-- start of Material for this exercise --
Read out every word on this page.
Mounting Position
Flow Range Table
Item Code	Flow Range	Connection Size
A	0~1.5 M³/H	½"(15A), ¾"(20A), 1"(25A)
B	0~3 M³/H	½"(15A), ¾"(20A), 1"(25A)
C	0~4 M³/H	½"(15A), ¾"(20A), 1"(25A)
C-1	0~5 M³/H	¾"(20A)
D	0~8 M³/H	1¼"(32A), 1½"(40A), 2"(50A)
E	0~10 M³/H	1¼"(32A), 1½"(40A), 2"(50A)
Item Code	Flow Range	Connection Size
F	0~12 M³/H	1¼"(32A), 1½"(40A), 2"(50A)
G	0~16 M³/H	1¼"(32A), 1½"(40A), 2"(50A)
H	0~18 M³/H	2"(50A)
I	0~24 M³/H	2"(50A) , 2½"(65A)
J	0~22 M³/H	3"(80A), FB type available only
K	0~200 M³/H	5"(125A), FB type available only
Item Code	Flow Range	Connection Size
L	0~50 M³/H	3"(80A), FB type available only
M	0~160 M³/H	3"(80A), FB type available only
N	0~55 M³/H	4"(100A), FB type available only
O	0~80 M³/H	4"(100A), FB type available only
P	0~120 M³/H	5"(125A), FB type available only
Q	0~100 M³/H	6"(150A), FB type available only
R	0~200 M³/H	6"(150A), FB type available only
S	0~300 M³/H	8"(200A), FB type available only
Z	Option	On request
-- end of Material for this exercise --
_Written exercise_: For each line above that contains the word "type", copy that line.

_Response below_:
J	0~22 M³/H	3"(80A), FB type available only
K	0~200 M³/H	5"(125A), FB type available only
L	0~50 M³/H	3"(80A), FB type available only
M	0~160 M³/H	3"(80A), FB type available only
N	0~55 M³/H	4"(100A), FB type available only
O	0~80 M³/H	4"(100A), FB type available only
P	0~120 M³/H	5"(125A), FB type available only
Q	0~100 M³/H	6"(150A), FB type available only
R	0~200 M³/H	6"(150A), FB type available only
S	0~300 M³/H	8"(200A), FB type available only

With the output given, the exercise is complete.